→ **Short problem**:
Look for the string "name" in the lines and copy each line that has it.

→ **Task input**:
####################

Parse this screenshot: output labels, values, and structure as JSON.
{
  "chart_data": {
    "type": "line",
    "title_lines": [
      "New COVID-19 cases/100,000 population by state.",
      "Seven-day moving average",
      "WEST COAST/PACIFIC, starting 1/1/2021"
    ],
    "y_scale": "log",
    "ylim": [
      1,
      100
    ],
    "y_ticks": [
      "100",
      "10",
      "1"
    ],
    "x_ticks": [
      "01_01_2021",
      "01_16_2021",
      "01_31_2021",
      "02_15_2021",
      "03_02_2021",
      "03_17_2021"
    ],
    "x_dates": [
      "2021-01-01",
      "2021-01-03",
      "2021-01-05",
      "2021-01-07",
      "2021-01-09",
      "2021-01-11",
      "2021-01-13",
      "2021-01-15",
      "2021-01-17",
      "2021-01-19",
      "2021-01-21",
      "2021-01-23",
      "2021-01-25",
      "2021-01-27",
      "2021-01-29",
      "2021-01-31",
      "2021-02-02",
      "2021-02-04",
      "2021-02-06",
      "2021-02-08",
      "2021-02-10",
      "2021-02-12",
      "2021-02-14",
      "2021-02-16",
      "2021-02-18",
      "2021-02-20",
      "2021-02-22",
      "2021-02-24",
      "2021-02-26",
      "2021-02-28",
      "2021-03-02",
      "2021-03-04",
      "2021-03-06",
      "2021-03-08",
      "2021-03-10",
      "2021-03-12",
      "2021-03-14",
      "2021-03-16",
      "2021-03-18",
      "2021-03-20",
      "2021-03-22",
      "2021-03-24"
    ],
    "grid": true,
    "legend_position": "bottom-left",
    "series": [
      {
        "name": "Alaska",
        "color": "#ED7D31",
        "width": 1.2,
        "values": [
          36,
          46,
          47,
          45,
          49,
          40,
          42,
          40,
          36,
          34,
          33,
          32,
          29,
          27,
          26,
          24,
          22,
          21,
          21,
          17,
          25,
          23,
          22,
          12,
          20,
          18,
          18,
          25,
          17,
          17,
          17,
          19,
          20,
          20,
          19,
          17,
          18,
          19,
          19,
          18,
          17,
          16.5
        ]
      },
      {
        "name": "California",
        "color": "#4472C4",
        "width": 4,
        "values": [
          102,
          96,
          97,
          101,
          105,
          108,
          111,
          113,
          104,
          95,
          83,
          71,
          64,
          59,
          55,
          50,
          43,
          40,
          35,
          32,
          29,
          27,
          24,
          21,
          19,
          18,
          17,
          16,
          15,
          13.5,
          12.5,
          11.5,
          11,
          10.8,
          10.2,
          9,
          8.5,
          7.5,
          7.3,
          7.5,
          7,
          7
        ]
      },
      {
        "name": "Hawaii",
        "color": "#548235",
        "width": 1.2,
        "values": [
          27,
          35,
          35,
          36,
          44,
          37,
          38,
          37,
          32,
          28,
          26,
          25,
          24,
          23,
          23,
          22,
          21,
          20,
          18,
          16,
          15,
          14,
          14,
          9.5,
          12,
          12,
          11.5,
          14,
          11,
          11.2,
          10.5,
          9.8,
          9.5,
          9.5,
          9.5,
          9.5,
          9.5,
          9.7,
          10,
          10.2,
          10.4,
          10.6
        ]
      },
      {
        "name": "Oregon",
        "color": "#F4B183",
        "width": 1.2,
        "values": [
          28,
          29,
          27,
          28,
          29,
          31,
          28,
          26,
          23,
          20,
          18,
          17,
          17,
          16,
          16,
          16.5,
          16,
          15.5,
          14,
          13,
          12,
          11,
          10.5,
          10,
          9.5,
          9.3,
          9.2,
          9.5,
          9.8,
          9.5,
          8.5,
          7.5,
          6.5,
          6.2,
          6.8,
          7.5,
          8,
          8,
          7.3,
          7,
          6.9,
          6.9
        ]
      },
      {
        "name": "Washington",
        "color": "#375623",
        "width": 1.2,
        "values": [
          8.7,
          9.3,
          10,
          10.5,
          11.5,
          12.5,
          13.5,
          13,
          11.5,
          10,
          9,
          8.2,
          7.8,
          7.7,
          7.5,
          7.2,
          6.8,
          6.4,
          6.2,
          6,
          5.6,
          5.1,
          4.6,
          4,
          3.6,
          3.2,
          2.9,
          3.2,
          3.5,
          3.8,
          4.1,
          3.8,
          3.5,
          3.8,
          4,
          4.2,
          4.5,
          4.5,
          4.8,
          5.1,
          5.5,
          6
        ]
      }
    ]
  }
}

####################

→ **Worked answer**:
        "name": "Alaska",
        "name": "California",
        "name": "Hawaii",
        "name": "Oregon",
        "name": "Washington",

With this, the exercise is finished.